Print each line of the listing once more, precisely as given.

** Start of STORED ROWS **

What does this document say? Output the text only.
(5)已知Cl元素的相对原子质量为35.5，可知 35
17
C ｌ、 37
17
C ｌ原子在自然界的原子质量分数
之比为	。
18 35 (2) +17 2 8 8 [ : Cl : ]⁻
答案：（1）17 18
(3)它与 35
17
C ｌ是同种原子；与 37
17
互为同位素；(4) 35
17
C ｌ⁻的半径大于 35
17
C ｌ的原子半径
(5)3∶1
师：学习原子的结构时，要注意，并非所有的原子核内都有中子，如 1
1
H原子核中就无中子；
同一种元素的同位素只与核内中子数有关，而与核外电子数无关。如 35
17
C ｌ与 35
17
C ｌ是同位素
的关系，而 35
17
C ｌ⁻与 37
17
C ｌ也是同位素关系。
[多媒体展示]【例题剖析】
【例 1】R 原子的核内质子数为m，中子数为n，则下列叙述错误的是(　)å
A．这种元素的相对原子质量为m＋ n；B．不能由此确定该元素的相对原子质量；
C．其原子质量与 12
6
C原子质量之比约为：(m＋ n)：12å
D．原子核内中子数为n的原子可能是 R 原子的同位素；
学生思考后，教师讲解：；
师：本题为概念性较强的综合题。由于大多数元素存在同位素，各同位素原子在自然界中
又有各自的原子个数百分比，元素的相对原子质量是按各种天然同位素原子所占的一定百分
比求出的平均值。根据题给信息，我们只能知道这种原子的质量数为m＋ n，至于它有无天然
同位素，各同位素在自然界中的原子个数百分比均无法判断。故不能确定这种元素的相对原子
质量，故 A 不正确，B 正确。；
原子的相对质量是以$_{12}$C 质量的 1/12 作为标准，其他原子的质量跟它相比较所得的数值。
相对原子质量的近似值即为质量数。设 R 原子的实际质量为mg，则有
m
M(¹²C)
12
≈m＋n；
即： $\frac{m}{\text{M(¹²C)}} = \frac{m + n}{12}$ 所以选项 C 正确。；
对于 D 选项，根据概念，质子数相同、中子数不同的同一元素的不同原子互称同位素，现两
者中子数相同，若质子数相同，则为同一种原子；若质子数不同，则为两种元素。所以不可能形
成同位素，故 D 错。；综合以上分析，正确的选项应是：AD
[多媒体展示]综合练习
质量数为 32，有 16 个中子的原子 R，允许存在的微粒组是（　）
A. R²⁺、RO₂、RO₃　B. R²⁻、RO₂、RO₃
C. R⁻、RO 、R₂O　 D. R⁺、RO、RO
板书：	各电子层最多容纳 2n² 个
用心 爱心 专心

** End of STORED ROWS **

## SOLUTION FOR THIS EXERCISE
What does this document say? Output the text only.
(5)已知Cl元素的相对原子质量为35.5，可知 35
17
C ｌ、 37
17
C ｌ原子在自然界的原子质量分数
之比为	。
18 35 (2) +17 2 8 8 [ : Cl : ]⁻
答案：（1）17 18
(3)它与 35
17
C ｌ是同种原子；与 37
17
互为同位素；(4) 35
17
C ｌ⁻的半径大于 35
17
C ｌ的原子半径
(5)3∶1
师：学习原子的结构时，要注意，并非所有的原子核内都有中子，如 1
1
H原子核中就无中子；
同一种元素的同位素只与核内中子数有关，而与核外电子数无关。如 35
17
C ｌ与 35
17
C ｌ是同位素
的关系，而 35
17
C ｌ⁻与 37
17
C ｌ也是同位素关系。
[多媒体展示]【例题剖析】
【例 1】R 原子的核内质子数为m，中子数为n，则下列叙述错误的是(　)å
A．这种元素的相对原子质量为m＋ n；B．不能由此确定该元素的相对原子质量；
C．其原子质量与 12
6
C原子质量之比约为：(m＋ n)：12å
D．原子核内中子数为n的原子可能是 R 原子的同位素；
学生思考后，教师讲解：；
师：本题为概念性较强的综合题。由于大多数元素存在同位素，各同位素原子在自然界中
又有各自的原子个数百分比，元素的相对原子质量是按各种天然同位素原子所占的一定百分
比求出的平均值。根据题给信息，我们只能知道这种原子的质量数为m＋ n，至于它有无天然
同位素，各同位素在自然界中的原子个数百分比均无法判断。故不能确定这种元素的相对原子
质量，故 A 不正确，B 正确。；
原子的相对质量是以$_{12}$C 质量的 1/12 作为标准，其他原子的质量跟它相比较所得的数值。
相对原子质量的近似值即为质量数。设 R 原子的实际质量为mg，则有
m
M(¹²C)
12
≈m＋n；
即： $\frac{m}{\text{M(¹²C)}} = \frac{m + n}{12}$ 所以选项 C 正确。；
对于 D 选项，根据概念，质子数相同、中子数不同的同一元素的不同原子互称同位素，现两
者中子数相同，若质子数相同，则为同一种原子；若质子数不同，则为两种元素。所以不可能形
成同位素，故 D 错。；综合以上分析，正确的选项应是：AD
[多媒体展示]综合练习
质量数为 32，有 16 个中子的原子 R，允许存在的微粒组是（　）
A. R²⁺、RO₂、RO₃　B. R²⁻、RO₂、RO₃
C. R⁻、RO 、R₂O　 D. R⁺、RO、RO
板书：	各电子层最多容纳 2n² 个
用心 爱心 专心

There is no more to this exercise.